Extract, from the listing that follows, each line containing the word "perpetuis".

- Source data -
+ + + + + + +

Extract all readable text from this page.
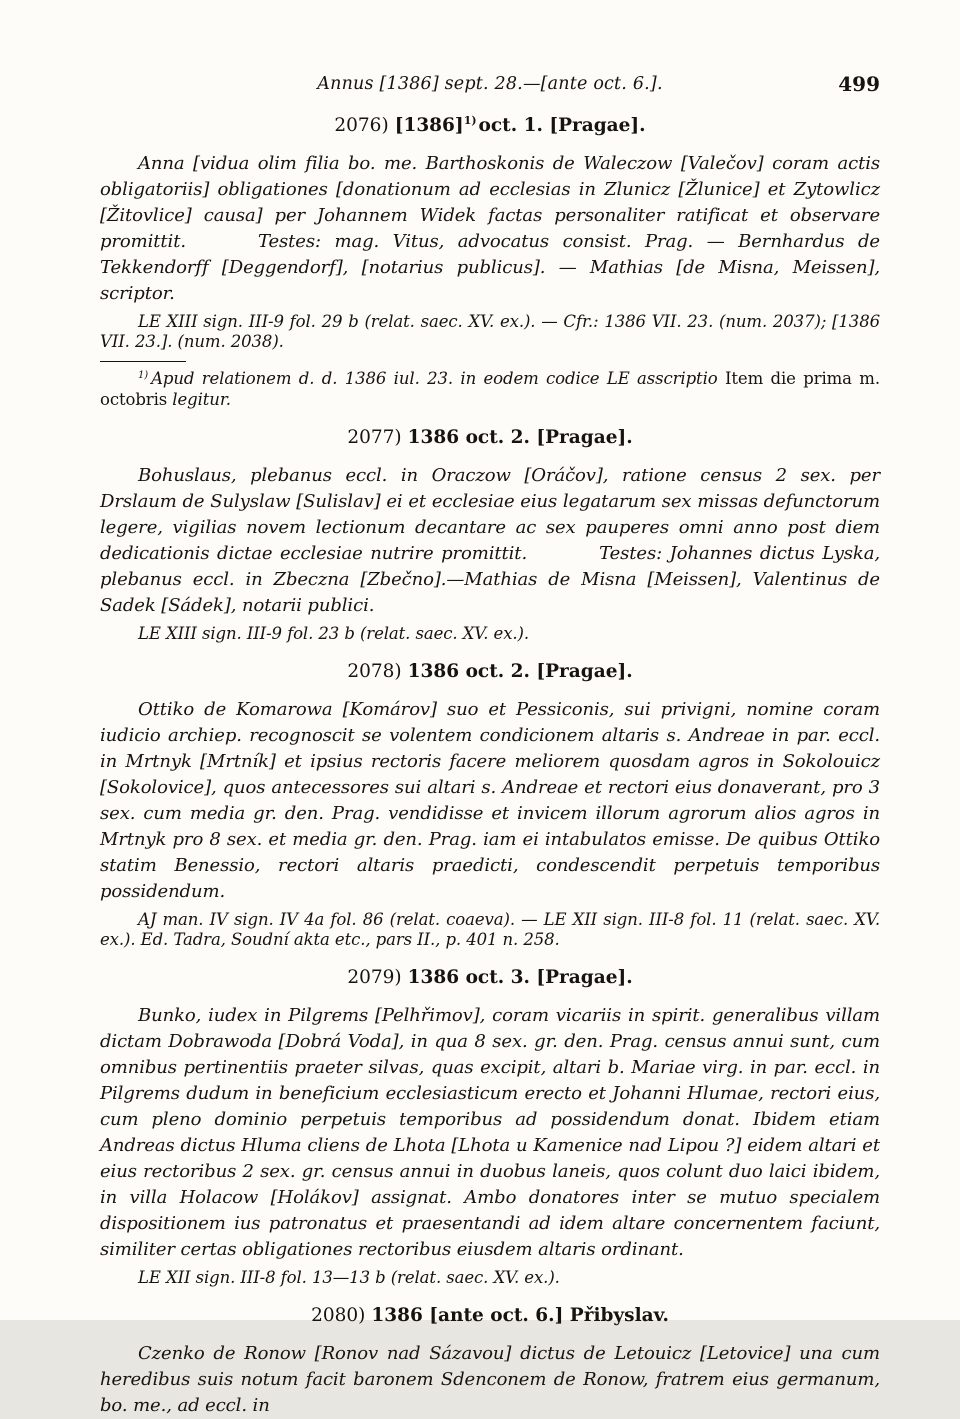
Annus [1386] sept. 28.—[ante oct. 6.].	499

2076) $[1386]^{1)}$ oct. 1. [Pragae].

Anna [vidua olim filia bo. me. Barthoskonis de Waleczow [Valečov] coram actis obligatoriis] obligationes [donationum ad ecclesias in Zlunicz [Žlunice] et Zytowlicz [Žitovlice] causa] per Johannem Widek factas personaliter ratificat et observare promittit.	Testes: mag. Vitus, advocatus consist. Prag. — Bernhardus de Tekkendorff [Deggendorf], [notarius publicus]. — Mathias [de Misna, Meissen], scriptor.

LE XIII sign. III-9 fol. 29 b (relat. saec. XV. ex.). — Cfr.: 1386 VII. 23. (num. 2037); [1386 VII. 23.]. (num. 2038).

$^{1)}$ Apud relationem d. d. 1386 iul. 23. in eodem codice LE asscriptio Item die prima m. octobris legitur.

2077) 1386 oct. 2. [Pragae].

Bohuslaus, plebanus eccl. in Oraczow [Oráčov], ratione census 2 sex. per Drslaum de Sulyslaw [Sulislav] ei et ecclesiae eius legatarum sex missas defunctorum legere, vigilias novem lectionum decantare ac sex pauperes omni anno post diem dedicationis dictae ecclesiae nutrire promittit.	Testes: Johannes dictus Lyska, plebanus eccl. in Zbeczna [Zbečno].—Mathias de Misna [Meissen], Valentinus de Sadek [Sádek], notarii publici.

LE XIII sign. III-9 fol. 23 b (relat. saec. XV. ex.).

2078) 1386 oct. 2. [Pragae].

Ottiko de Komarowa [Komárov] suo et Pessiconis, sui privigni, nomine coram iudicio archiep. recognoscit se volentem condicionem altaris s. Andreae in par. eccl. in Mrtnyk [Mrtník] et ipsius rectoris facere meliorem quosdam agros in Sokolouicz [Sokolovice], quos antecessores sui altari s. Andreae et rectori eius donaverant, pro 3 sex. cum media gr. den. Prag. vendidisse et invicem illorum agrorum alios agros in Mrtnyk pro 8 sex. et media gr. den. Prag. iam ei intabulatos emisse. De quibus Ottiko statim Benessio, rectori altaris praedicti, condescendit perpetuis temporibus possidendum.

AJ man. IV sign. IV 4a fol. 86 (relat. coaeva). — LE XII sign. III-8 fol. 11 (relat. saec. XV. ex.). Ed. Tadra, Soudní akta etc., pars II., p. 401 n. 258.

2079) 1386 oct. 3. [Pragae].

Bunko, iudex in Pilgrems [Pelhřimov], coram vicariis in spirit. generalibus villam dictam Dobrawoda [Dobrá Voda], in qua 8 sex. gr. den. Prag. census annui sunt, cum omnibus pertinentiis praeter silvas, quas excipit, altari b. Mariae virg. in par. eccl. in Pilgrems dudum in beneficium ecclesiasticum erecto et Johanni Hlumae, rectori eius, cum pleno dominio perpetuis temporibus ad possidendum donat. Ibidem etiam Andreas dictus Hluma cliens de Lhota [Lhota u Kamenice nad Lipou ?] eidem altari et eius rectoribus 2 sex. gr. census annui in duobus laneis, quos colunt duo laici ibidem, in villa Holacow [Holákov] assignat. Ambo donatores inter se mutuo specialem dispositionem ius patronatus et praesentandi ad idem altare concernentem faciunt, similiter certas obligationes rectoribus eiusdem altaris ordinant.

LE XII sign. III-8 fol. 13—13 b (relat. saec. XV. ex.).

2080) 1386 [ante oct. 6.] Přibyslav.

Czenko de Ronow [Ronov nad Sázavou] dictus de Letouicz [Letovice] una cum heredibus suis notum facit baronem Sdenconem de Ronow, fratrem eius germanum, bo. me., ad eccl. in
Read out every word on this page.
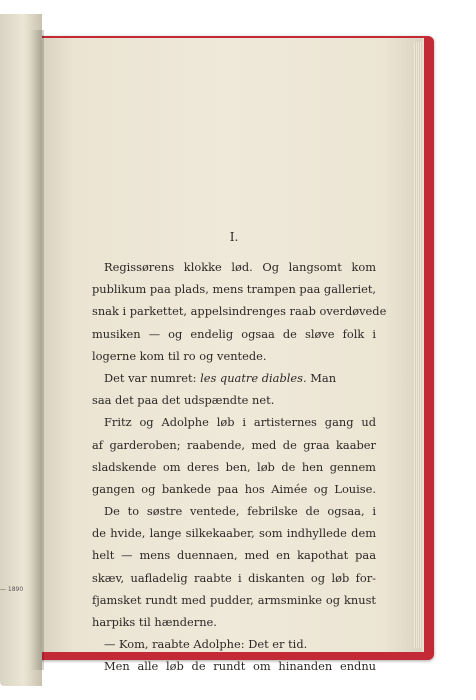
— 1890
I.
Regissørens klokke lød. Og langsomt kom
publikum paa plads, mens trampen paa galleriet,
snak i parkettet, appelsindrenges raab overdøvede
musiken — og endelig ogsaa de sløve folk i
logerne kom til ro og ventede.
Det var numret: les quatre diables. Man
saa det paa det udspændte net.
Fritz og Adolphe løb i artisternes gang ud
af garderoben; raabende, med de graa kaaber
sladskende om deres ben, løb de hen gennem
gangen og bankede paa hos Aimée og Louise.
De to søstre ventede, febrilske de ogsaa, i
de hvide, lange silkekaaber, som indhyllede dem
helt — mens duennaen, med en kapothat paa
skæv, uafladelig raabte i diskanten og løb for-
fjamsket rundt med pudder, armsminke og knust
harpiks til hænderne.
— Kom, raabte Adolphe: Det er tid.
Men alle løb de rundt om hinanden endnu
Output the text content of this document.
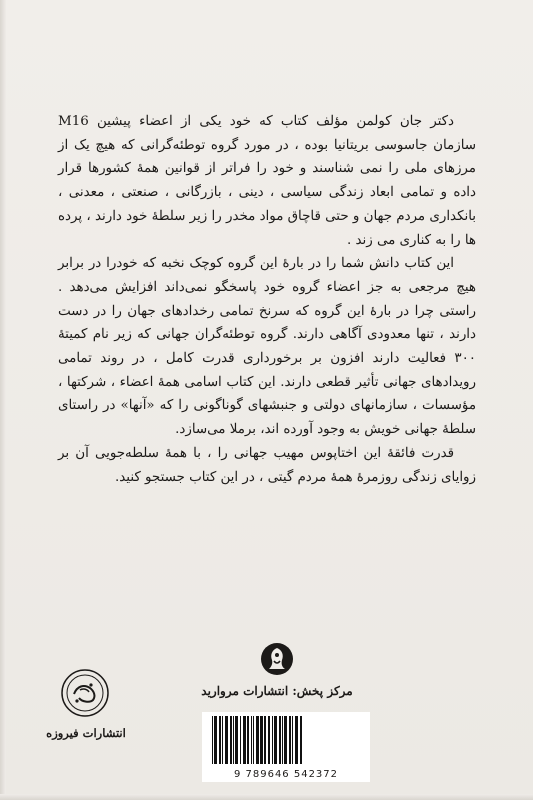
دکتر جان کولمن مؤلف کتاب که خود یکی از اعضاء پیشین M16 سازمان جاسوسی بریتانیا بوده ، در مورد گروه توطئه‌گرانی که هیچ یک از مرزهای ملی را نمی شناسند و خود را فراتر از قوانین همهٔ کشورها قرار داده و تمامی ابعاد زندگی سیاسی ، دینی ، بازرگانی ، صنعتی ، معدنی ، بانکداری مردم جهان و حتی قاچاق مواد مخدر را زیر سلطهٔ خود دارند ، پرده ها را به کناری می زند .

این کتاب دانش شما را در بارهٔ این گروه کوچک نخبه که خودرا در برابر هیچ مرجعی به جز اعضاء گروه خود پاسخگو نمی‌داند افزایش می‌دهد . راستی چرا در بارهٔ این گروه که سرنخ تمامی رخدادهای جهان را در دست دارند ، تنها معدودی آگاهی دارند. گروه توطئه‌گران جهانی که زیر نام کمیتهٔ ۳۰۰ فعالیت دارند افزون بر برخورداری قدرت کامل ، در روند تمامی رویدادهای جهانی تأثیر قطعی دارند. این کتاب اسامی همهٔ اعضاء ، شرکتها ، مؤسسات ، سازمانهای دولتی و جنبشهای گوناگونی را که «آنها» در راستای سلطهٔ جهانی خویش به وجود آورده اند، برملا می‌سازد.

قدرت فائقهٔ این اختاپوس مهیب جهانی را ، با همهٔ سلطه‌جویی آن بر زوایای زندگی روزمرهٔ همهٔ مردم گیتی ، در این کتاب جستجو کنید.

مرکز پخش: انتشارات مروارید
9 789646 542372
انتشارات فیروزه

+ + + + + + +

- EXERCISE RESPONSE -
Ottiko de Komarowa [Komárov] suo et Pessiconis, sui privigni, nomine coram iudicio archiep. recognoscit se volentem condicionem altaris s. Andreae in par. eccl. in Mrtnyk [Mrtník] et ipsius rectoris facere meliorem quosdam agros in Sokolouicz [Sokolovice], quos antecessores sui altari s. Andreae et rectori eius donaverant, pro 3 sex. cum media gr. den. Prag. vendidisse et invicem illorum agrorum alios agros in Mrtnyk pro 8 sex. et media gr. den. Prag. iam ei intabulatos emisse. De quibus Ottiko statim Benessio, rectori altaris praedicti, condescendit perpetuis temporibus possidendum.
Bunko, iudex in Pilgrems [Pelhřimov], coram vicariis in spirit. generalibus villam dictam Dobrawoda [Dobrá Voda], in qua 8 sex. gr. den. Prag. census annui sunt, cum omnibus pertinentiis praeter silvas, quas excipit, altari b. Mariae virg. in par. eccl. in Pilgrems dudum in beneficium ecclesiasticum erecto et Johanni Hlumae, rectori eius, cum pleno dominio perpetuis temporibus ad possidendum donat. Ibidem etiam Andreas dictus Hluma cliens de Lhota [Lhota u Kamenice nad Lipou ?] eidem altari et eius rectoribus 2 sex. gr. census annui in duobus laneis, quos colunt duo laici ibidem, in villa Holacow [Holákov] assignat. Ambo donatores inter se mutuo specialem dispositionem ius patronatus et praesentandi ad idem altare concernentem faciunt, similiter certas obligationes rectoribus eiusdem altaris ordinant.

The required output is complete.